REQUIRED TASK> Copy each line of the data below exactly, leaving out pictures.

Collected data entries
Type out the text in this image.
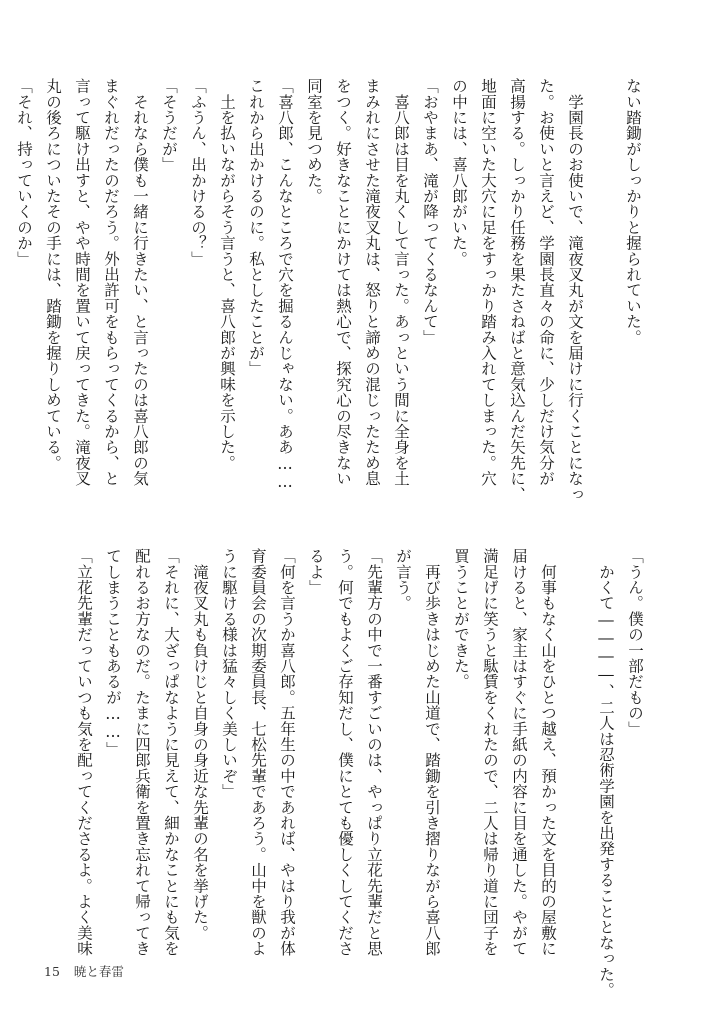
ない踏鋤がしっかりと握られていた。

　学園長のお使いで、滝夜叉丸が文を届けに行くことになっ
た。お使いと言えど、学園長直々の命に、少しだけ気分が
高揚する。しっかり任務を果たさねばと意気込んだ矢先に、
地面に空いた大穴に足をすっかり踏み入れてしまった。穴
の中には、喜八郎がいた。
「おやまあ、滝が降ってくるなんて」
　喜八郎は目を丸くして言った。あっという間に全身を土
まみれにさせた滝夜叉丸は、怒りと諦めの混じったため息
をつく。好きなことにかけては熱心で、探究心の尽きない
同室を見つめた。
「喜八郎、こんなところで穴を掘るんじゃない。ああ……
これから出かけるのに。私としたことが」
　土を払いながらそう言うと、喜八郎が興味を示した。
「ふうん、出かけるの？」
「そうだが」
　それなら僕も一緒に行きたい、と言ったのは喜八郎の気
まぐれだったのだろう。外出許可をもらってくるから、と
言って駆け出すと、やや時間を置いて戻ってきた。滝夜叉
丸の後ろについたその手には、踏鋤を握りしめている。
「それ、持っていくのか」
「うん。僕の一部だもの」
　かくて――――、二人は忍術学園を出発することとなった。

　何事もなく山をひとつ越え、預かった文を目的の屋敷に
届けると、家主はすぐに手紙の内容に目を通した。やがて
満足げに笑うと駄賃をくれたので、二人は帰り道に団子を
買うことができた。
　再び歩きはじめた山道で、踏鋤を引き摺りながら喜八郎
が言う。
「先輩方の中で一番すごいのは、やっぱり立花先輩だと思
う。何でもよくご存知だし、僕にとても優しくしてくださ
るよ」
「何を言うか喜八郎。五年生の中であれば、やはり我が体
育委員会の次期委員長、七松先輩であろう。山中を獣のよ
うに駆ける様は猛々しく美しいぞ」
　滝夜叉丸も負けじと自身の身近な先輩の名を挙げた。
「それに、大ざっぱなように見えて、細かなことにも気を
配れるお方なのだ。たまに四郎兵衛を置き忘れて帰ってき
てしまうこともあるが……」
「立花先輩だっていつも気を配ってくださるよ。よく美味
15 暁と春雷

ANSWER IN FULL>
Type out the text in this image.
ない踏鋤がしっかりと握られていた。

　学園長のお使いで、滝夜叉丸が文を届けに行くことになっ
た。お使いと言えど、学園長直々の命に、少しだけ気分が
高揚する。しっかり任務を果たさねばと意気込んだ矢先に、
地面に空いた大穴に足をすっかり踏み入れてしまった。穴
の中には、喜八郎がいた。
「おやまあ、滝が降ってくるなんて」
　喜八郎は目を丸くして言った。あっという間に全身を土
まみれにさせた滝夜叉丸は、怒りと諦めの混じったため息
をつく。好きなことにかけては熱心で、探究心の尽きない
同室を見つめた。
「喜八郎、こんなところで穴を掘るんじゃない。ああ……
これから出かけるのに。私としたことが」
　土を払いながらそう言うと、喜八郎が興味を示した。
「ふうん、出かけるの？」
「そうだが」
　それなら僕も一緒に行きたい、と言ったのは喜八郎の気
まぐれだったのだろう。外出許可をもらってくるから、と
言って駆け出すと、やや時間を置いて戻ってきた。滝夜叉
丸の後ろについたその手には、踏鋤を握りしめている。
「それ、持っていくのか」
「うん。僕の一部だもの」
　かくて――――、二人は忍術学園を出発することとなった。

　何事もなく山をひとつ越え、預かった文を目的の屋敷に
届けると、家主はすぐに手紙の内容に目を通した。やがて
満足げに笑うと駄賃をくれたので、二人は帰り道に団子を
買うことができた。
　再び歩きはじめた山道で、踏鋤を引き摺りながら喜八郎
が言う。
「先輩方の中で一番すごいのは、やっぱり立花先輩だと思
う。何でもよくご存知だし、僕にとても優しくしてくださ
るよ」
「何を言うか喜八郎。五年生の中であれば、やはり我が体
育委員会の次期委員長、七松先輩であろう。山中を獣のよ
うに駆ける様は猛々しく美しいぞ」
　滝夜叉丸も負けじと自身の身近な先輩の名を挙げた。
「それに、大ざっぱなように見えて、細かなことにも気を
配れるお方なのだ。たまに四郎兵衛を置き忘れて帰ってき
てしまうこともあるが……」
「立花先輩だっていつも気を配ってくださるよ。よく美味
15 暁と春雷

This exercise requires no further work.